**PROBLEM TO WORK ON**:
From the data that follows, copy every line holding the string "code".

Stored data

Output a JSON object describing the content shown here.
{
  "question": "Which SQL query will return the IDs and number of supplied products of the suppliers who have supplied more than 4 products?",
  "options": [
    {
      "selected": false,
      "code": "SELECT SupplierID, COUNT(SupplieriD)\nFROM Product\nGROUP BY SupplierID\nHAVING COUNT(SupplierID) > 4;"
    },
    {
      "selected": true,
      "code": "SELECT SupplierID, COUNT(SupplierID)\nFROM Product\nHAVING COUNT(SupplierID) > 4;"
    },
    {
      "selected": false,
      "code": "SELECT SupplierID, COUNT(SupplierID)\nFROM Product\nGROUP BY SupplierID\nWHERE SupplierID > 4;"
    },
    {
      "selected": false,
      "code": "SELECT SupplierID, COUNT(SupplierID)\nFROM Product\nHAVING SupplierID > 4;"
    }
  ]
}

**RESULT FOR THIS TASK**:
      "code": "SELECT SupplierID, COUNT(SupplieriD)\nFROM Product\nGROUP BY SupplierID\nHAVING COUNT(SupplierID) > 4;"
      "code": "SELECT SupplierID, COUNT(SupplierID)\nFROM Product\nHAVING COUNT(SupplierID) > 4;"
      "code": "SELECT SupplierID, COUNT(SupplierID)\nFROM Product\nGROUP BY SupplierID\nWHERE SupplierID > 4;"
      "code": "SELECT SupplierID, COUNT(SupplierID)\nFROM Product\nHAVING SupplierID > 4;"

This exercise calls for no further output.